# Exercise goal:
Every line with the string "relative" should be gathered.

# Dataset records:

*-*-*

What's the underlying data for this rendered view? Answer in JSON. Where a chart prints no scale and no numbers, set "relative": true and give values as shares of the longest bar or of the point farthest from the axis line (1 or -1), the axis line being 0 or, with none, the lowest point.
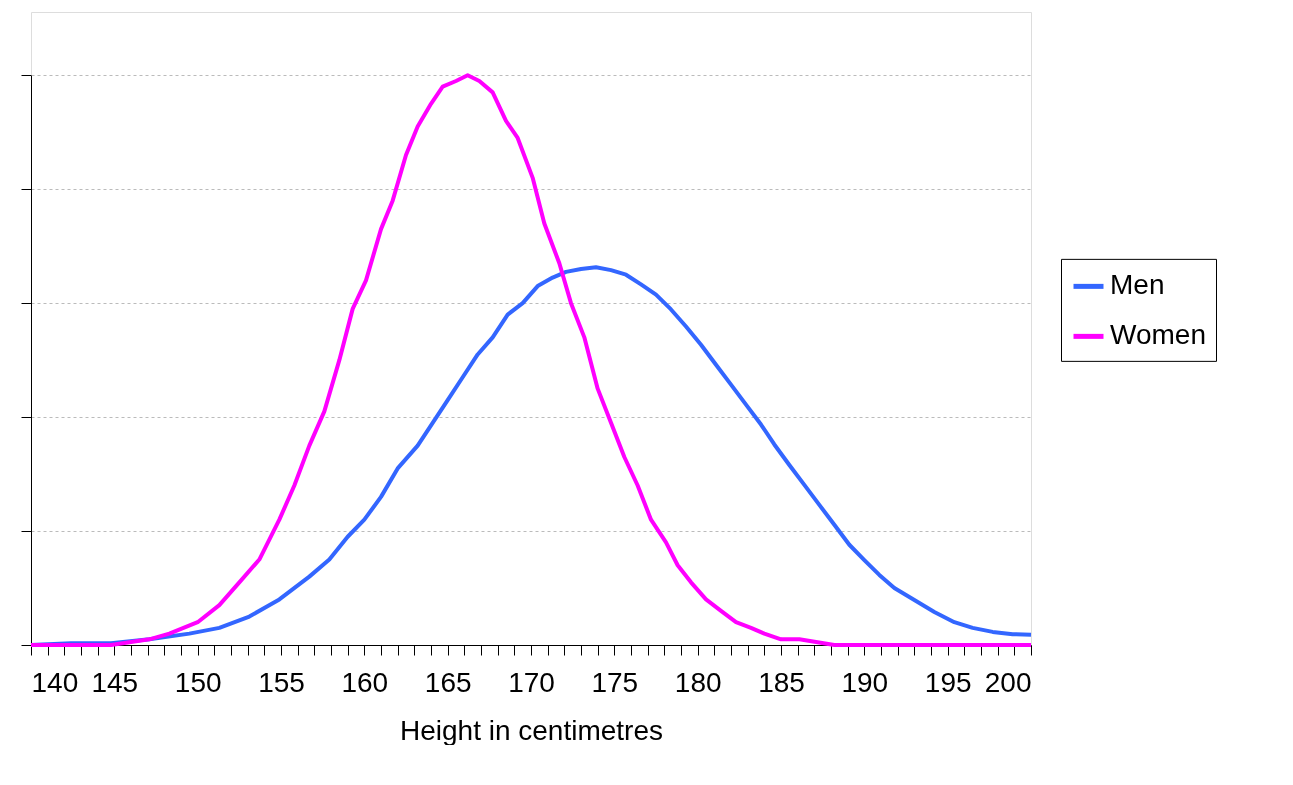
{
  "chart_data": {
    "type": "line",
    "relative": true,
    "xlabel": "Height in centimetres",
    "xlim": [
      140,
      200
    ],
    "xticks": [
      140,
      {
        "value": 141,
        "label": null
      },
      {
        "value": 142,
        "label": null
      },
      {
        "value": 143,
        "label": null
      },
      {
        "value": 144,
        "label": null
      },
      145,
      {
        "value": 146,
        "label": null
      },
      {
        "value": 147,
        "label": null
      },
      {
        "value": 148,
        "label": null
      },
      {
        "value": 149,
        "label": null
      },
      150,
      {
        "value": 151,
        "label": null
      },
      {
        "value": 152,
        "label": null
      },
      {
        "value": 153,
        "label": null
      },
      {
        "value": 154,
        "label": null
      },
      155,
      {
        "value": 156,
        "label": null
      },
      {
        "value": 157,
        "label": null
      },
      {
        "value": 158,
        "label": null
      },
      {
        "value": 159,
        "label": null
      },
      160,
      {
        "value": 161,
        "label": null
      },
      {
        "value": 162,
        "label": null
      },
      {
        "value": 163,
        "label": null
      },
      {
        "value": 164,
        "label": null
      },
      165,
      {
        "value": 166,
        "label": null
      },
      {
        "value": 167,
        "label": null
      },
      {
        "value": 168,
        "label": null
      },
      {
        "value": 169,
        "label": null
      },
      170,
      {
        "value": 171,
        "label": null
      },
      {
        "value": 172,
        "label": null
      },
      {
        "value": 173,
        "label": null
      },
      {
        "value": 174,
        "label": null
      },
      175,
      {
        "value": 176,
        "label": null
      },
      {
        "value": 177,
        "label": null
      },
      {
        "value": 178,
        "label": null
      },
      {
        "value": 179,
        "label": null
      },
      180,
      {
        "value": 181,
        "label": null
      },
      {
        "value": 182,
        "label": null
      },
      {
        "value": 183,
        "label": null
      },
      {
        "value": 184,
        "label": null
      },
      185,
      {
        "value": 186,
        "label": null
      },
      {
        "value": 187,
        "label": null
      },
      {
        "value": 188,
        "label": null
      },
      {
        "value": 189,
        "label": null
      },
      190,
      {
        "value": 191,
        "label": null
      },
      {
        "value": 192,
        "label": null
      },
      {
        "value": 193,
        "label": null
      },
      {
        "value": 194,
        "label": null
      },
      195,
      {
        "value": 196,
        "label": null
      },
      {
        "value": 197,
        "label": null
      },
      {
        "value": 198,
        "label": null
      },
      {
        "value": 199,
        "label": null
      },
      200
    ],
    "tick_labels": "x",
    "grid": "y",
    "legend": "right",
    "marker": "none",
    "line_style": "solid",
    "series": [
      {
        "name": "Men",
        "color": "#3366ff",
        "x": [
          140,
          142.4,
          144.8,
          147.1,
          149.5,
          151.3,
          153.1,
          154.9,
          156.7,
          157.9,
          159,
          160,
          161,
          162,
          163.2,
          164.1,
          165,
          165.9,
          166.8,
          167.7,
          168.6,
          169.5,
          170.4,
          171.3,
          172.1,
          173,
          173.9,
          174.8,
          175.7,
          176.6,
          177.5,
          178.4,
          179.3,
          180.2,
          181.1,
          182,
          182.9,
          183.8,
          184.6,
          185.5,
          186.4,
          187.3,
          188.2,
          189.1,
          190,
          190.9,
          191.8,
          193,
          194.2,
          195.4,
          196.5,
          197.7,
          198.9,
          200
        ],
        "values": [
          0,
          0.003,
          0.003,
          0.01,
          0.02,
          0.03,
          0.05,
          0.08,
          0.12,
          0.15,
          0.19,
          0.22,
          0.26,
          0.31,
          0.35,
          0.39,
          0.43,
          0.47,
          0.51,
          0.54,
          0.58,
          0.6,
          0.63,
          0.645,
          0.655,
          0.66,
          0.663,
          0.658,
          0.65,
          0.633,
          0.615,
          0.589,
          0.559,
          0.527,
          0.492,
          0.457,
          0.422,
          0.387,
          0.352,
          0.316,
          0.281,
          0.246,
          0.211,
          0.176,
          0.149,
          0.123,
          0.1,
          0.079,
          0.058,
          0.04,
          0.03,
          0.023,
          0.019,
          0.018
        ]
      },
      {
        "name": "Women",
        "color": "#ff00ff",
        "x": [
          140,
          144.8,
          147.1,
          148.3,
          150,
          151.3,
          152.5,
          153.7,
          154.9,
          155.8,
          156.7,
          157.6,
          158.5,
          159.3,
          160.1,
          161,
          161.7,
          162.5,
          163.2,
          164,
          164.7,
          165.5,
          166.2,
          166.9,
          167.7,
          168.5,
          169.2,
          170.1,
          170.8,
          171.7,
          172.4,
          173.2,
          174,
          174.8,
          175.6,
          176.4,
          177.2,
          178.1,
          178.8,
          179.6,
          180.5,
          181.4,
          182.3,
          183.2,
          184,
          185,
          186.1,
          188.2,
          200
        ],
        "values": [
          0,
          0,
          0.01,
          0.02,
          0.04,
          0.07,
          0.11,
          0.15,
          0.22,
          0.28,
          0.35,
          0.41,
          0.5,
          0.59,
          0.64,
          0.73,
          0.78,
          0.86,
          0.91,
          0.95,
          0.98,
          0.99,
          1,
          0.99,
          0.97,
          0.92,
          0.89,
          0.82,
          0.74,
          0.67,
          0.6,
          0.54,
          0.45,
          0.39,
          0.33,
          0.28,
          0.22,
          0.18,
          0.14,
          0.11,
          0.08,
          0.06,
          0.04,
          0.03,
          0.02,
          0.01,
          0.01,
          0,
          0
        ]
      }
    ]
  }
}
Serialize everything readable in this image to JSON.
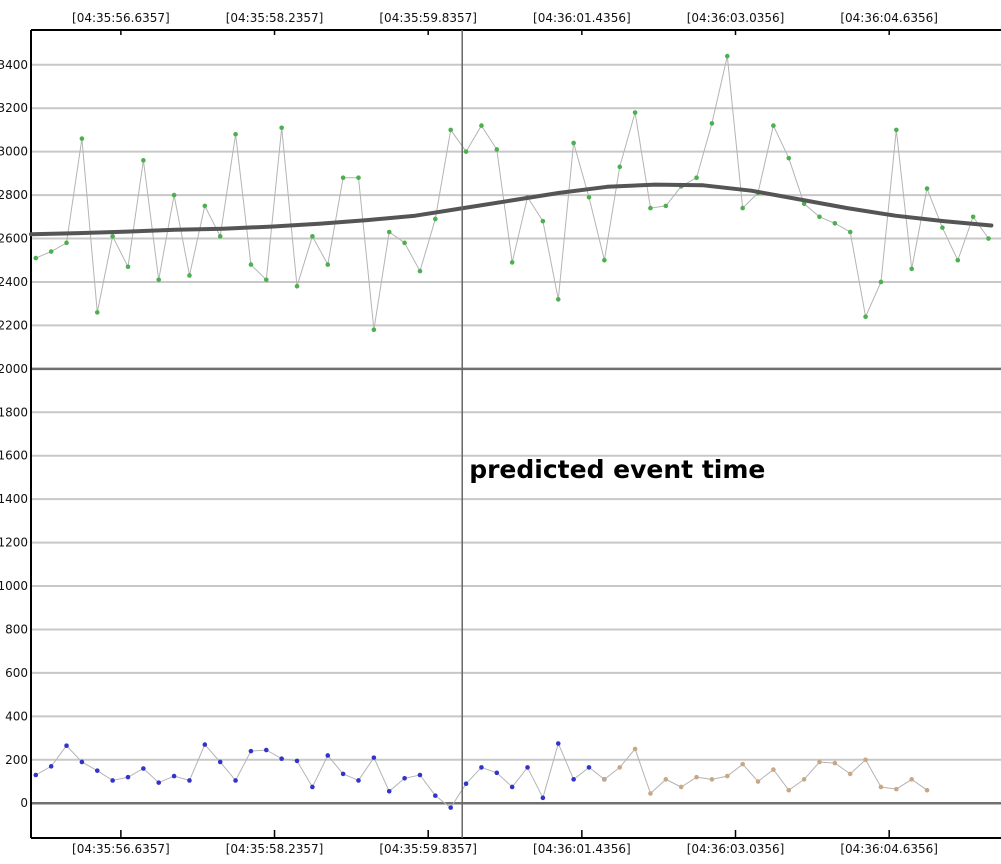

*-*-*

# Written solution:
What's the underlying data for this rendered view? Answer in JSON. Where a chart prints no scale and no numbers, set "relative": true and give values as shares of the longest bar or of the point farthest from the axis line (1 or -1), the axis line being 0 or, with none, the lowest point.
    "relative": true,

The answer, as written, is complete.